§ Task to complete: The listing below is to be output in its exact form.

§ Given data:
>> start

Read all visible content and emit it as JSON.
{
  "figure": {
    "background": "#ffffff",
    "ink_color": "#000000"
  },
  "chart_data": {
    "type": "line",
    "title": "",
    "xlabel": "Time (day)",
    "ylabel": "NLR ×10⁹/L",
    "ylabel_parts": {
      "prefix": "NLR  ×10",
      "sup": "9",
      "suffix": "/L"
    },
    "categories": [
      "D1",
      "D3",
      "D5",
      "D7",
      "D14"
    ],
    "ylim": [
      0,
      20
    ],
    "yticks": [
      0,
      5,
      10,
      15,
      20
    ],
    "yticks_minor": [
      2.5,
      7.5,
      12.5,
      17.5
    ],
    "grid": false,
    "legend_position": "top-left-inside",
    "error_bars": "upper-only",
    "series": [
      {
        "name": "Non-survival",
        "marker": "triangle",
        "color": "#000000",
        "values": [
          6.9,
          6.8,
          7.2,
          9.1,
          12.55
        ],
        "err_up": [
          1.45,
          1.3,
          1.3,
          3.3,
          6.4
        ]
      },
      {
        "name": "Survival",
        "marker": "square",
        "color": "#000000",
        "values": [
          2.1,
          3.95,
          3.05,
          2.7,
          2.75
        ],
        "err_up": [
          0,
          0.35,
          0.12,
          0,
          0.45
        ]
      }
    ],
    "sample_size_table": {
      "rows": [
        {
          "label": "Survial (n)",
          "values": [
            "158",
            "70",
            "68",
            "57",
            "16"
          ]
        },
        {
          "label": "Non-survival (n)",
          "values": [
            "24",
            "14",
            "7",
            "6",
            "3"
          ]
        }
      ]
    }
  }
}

>> end

§ Output of the task:
Read all visible content and emit it as JSON.
{
  "figure": {
    "background": "#ffffff",
    "ink_color": "#000000"
  },
  "chart_data": {
    "type": "line",
    "title": "",
    "xlabel": "Time (day)",
    "ylabel": "NLR ×10⁹/L",
    "ylabel_parts": {
      "prefix": "NLR  ×10",
      "sup": "9",
      "suffix": "/L"
    },
    "categories": [
      "D1",
      "D3",
      "D5",
      "D7",
      "D14"
    ],
    "ylim": [
      0,
      20
    ],
    "yticks": [
      0,
      5,
      10,
      15,
      20
    ],
    "yticks_minor": [
      2.5,
      7.5,
      12.5,
      17.5
    ],
    "grid": false,
    "legend_position": "top-left-inside",
    "error_bars": "upper-only",
    "series": [
      {
        "name": "Non-survival",
        "marker": "triangle",
        "color": "#000000",
        "values": [
          6.9,
          6.8,
          7.2,
          9.1,
          12.55
        ],
        "err_up": [
          1.45,
          1.3,
          1.3,
          3.3,
          6.4
        ]
      },
      {
        "name": "Survival",
        "marker": "square",
        "color": "#000000",
        "values": [
          2.1,
          3.95,
          3.05,
          2.7,
          2.75
        ],
        "err_up": [
          0,
          0.35,
          0.12,
          0,
          0.45
        ]
      }
    ],
    "sample_size_table": {
      "rows": [
        {
          "label": "Survial (n)",
          "values": [
            "158",
            "70",
            "68",
            "57",
            "16"
          ]
        },
        {
          "label": "Non-survival (n)",
          "values": [
            "24",
            "14",
            "7",
            "6",
            "3"
          ]
        }
      ]
    }
  }
}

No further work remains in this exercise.